▶ **PROBLEM TO WORK ON**
Retype every line of the items below with no changes to any character.

▶ **RECORDS TO USE**
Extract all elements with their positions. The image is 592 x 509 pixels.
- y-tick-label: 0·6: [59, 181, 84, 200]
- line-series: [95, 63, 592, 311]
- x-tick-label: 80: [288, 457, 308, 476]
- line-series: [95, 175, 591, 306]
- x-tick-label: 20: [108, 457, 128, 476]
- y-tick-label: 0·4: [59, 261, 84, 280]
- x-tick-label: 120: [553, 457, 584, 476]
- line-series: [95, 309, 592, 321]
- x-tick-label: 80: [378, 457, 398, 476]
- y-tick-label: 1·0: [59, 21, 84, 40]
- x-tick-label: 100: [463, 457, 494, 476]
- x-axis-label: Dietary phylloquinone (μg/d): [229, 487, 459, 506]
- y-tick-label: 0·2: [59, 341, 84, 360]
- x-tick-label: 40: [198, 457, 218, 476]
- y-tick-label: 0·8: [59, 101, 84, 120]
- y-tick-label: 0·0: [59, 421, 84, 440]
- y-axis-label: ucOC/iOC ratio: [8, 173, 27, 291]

▶ **FINAL RESULT**
Extract all elements with their positions. The image is 592 x 509 pixels.
- y-tick-label: 0·6: [59, 181, 84, 200]
- line-series: [95, 63, 592, 311]
- x-tick-label: 80: [288, 457, 308, 476]
- line-series: [95, 175, 591, 306]
- x-tick-label: 20: [108, 457, 128, 476]
- y-tick-label: 0·4: [59, 261, 84, 280]
- x-tick-label: 120: [553, 457, 584, 476]
- line-series: [95, 309, 592, 321]
- x-tick-label: 80: [378, 457, 398, 476]
- y-tick-label: 1·0: [59, 21, 84, 40]
- x-tick-label: 100: [463, 457, 494, 476]
- x-axis-label: Dietary phylloquinone (μg/d): [229, 487, 459, 506]
- y-tick-label: 0·2: [59, 341, 84, 360]
- x-tick-label: 40: [198, 457, 218, 476]
- y-tick-label: 0·8: [59, 101, 84, 120]
- y-tick-label: 0·0: [59, 421, 84, 440]
- y-axis-label: ucOC/iOC ratio: [8, 173, 27, 291]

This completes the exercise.